-------- INFORMATION PROVIDED --------
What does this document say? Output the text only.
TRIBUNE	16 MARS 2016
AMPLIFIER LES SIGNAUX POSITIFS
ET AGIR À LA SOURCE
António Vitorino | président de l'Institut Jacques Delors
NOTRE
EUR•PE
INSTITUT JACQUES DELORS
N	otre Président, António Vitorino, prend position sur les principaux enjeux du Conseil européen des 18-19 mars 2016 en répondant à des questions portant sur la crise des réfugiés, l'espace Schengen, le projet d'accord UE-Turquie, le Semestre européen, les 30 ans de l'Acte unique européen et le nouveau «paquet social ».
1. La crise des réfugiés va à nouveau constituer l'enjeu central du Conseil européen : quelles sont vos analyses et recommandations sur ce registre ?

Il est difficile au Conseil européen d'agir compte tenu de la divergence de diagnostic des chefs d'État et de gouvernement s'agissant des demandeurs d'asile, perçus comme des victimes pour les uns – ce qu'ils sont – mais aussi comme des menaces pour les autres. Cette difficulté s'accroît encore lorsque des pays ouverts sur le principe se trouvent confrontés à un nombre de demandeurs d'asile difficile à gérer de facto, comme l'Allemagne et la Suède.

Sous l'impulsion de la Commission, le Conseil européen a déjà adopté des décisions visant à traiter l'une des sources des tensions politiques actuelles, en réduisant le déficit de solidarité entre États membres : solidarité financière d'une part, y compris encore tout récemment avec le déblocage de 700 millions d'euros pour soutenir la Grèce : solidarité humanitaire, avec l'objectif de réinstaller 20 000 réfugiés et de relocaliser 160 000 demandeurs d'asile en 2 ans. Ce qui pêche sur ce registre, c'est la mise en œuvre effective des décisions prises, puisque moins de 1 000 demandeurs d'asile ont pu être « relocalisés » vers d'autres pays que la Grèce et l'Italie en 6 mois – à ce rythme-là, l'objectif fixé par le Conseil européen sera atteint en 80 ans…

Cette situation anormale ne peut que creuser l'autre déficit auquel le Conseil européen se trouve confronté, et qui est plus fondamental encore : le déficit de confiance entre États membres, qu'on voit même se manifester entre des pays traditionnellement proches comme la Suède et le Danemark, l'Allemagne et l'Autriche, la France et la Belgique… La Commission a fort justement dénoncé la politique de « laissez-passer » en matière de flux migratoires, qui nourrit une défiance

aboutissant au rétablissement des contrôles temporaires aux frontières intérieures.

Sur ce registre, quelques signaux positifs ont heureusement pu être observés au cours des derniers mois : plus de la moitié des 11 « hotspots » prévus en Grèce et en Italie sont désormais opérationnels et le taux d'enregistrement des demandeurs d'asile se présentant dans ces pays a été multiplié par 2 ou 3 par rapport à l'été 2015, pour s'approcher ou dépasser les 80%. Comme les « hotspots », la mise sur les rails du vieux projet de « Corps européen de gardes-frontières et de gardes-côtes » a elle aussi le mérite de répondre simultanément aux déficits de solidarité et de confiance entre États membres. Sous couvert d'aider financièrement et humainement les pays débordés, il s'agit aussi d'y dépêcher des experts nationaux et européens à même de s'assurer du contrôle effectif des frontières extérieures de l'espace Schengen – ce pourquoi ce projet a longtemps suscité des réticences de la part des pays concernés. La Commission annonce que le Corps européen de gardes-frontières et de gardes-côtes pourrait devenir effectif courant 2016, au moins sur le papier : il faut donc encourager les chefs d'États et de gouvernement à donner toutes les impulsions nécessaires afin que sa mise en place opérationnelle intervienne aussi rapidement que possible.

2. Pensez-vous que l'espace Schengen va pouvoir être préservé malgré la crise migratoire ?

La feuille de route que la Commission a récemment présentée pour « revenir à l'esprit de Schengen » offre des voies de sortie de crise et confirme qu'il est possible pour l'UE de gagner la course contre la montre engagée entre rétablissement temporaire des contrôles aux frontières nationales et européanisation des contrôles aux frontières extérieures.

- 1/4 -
--------
REQUIREMENTS: Set every line of the listing down word for word.

RESULT:
What does this document say? Output the text only.
TRIBUNE	16 MARS 2016
AMPLIFIER LES SIGNAUX POSITIFS
ET AGIR À LA SOURCE
António Vitorino | président de l'Institut Jacques Delors
NOTRE
EUR•PE
INSTITUT JACQUES DELORS
N	otre Président, António Vitorino, prend position sur les principaux enjeux du Conseil européen des 18-19 mars 2016 en répondant à des questions portant sur la crise des réfugiés, l'espace Schengen, le projet d'accord UE-Turquie, le Semestre européen, les 30 ans de l'Acte unique européen et le nouveau «paquet social ».
1. La crise des réfugiés va à nouveau constituer l'enjeu central du Conseil européen : quelles sont vos analyses et recommandations sur ce registre ?

Il est difficile au Conseil européen d'agir compte tenu de la divergence de diagnostic des chefs d'État et de gouvernement s'agissant des demandeurs d'asile, perçus comme des victimes pour les uns – ce qu'ils sont – mais aussi comme des menaces pour les autres. Cette difficulté s'accroît encore lorsque des pays ouverts sur le principe se trouvent confrontés à un nombre de demandeurs d'asile difficile à gérer de facto, comme l'Allemagne et la Suède.

Sous l'impulsion de la Commission, le Conseil européen a déjà adopté des décisions visant à traiter l'une des sources des tensions politiques actuelles, en réduisant le déficit de solidarité entre États membres : solidarité financière d'une part, y compris encore tout récemment avec le déblocage de 700 millions d'euros pour soutenir la Grèce : solidarité humanitaire, avec l'objectif de réinstaller 20 000 réfugiés et de relocaliser 160 000 demandeurs d'asile en 2 ans. Ce qui pêche sur ce registre, c'est la mise en œuvre effective des décisions prises, puisque moins de 1 000 demandeurs d'asile ont pu être « relocalisés » vers d'autres pays que la Grèce et l'Italie en 6 mois – à ce rythme-là, l'objectif fixé par le Conseil européen sera atteint en 80 ans…

Cette situation anormale ne peut que creuser l'autre déficit auquel le Conseil européen se trouve confronté, et qui est plus fondamental encore : le déficit de confiance entre États membres, qu'on voit même se manifester entre des pays traditionnellement proches comme la Suède et le Danemark, l'Allemagne et l'Autriche, la France et la Belgique… La Commission a fort justement dénoncé la politique de « laissez-passer » en matière de flux migratoires, qui nourrit une défiance

aboutissant au rétablissement des contrôles temporaires aux frontières intérieures.

Sur ce registre, quelques signaux positifs ont heureusement pu être observés au cours des derniers mois : plus de la moitié des 11 « hotspots » prévus en Grèce et en Italie sont désormais opérationnels et le taux d'enregistrement des demandeurs d'asile se présentant dans ces pays a été multiplié par 2 ou 3 par rapport à l'été 2015, pour s'approcher ou dépasser les 80%. Comme les « hotspots », la mise sur les rails du vieux projet de « Corps européen de gardes-frontières et de gardes-côtes » a elle aussi le mérite de répondre simultanément aux déficits de solidarité et de confiance entre États membres. Sous couvert d'aider financièrement et humainement les pays débordés, il s'agit aussi d'y dépêcher des experts nationaux et européens à même de s'assurer du contrôle effectif des frontières extérieures de l'espace Schengen – ce pourquoi ce projet a longtemps suscité des réticences de la part des pays concernés. La Commission annonce que le Corps européen de gardes-frontières et de gardes-côtes pourrait devenir effectif courant 2016, au moins sur le papier : il faut donc encourager les chefs d'États et de gouvernement à donner toutes les impulsions nécessaires afin que sa mise en place opérationnelle intervienne aussi rapidement que possible.

2. Pensez-vous que l'espace Schengen va pouvoir être préservé malgré la crise migratoire ?

La feuille de route que la Commission a récemment présentée pour « revenir à l'esprit de Schengen » offre des voies de sortie de crise et confirme qu'il est possible pour l'UE de gagner la course contre la montre engagée entre rétablissement temporaire des contrôles aux frontières nationales et européanisation des contrôles aux frontières extérieures.

- 1/4 -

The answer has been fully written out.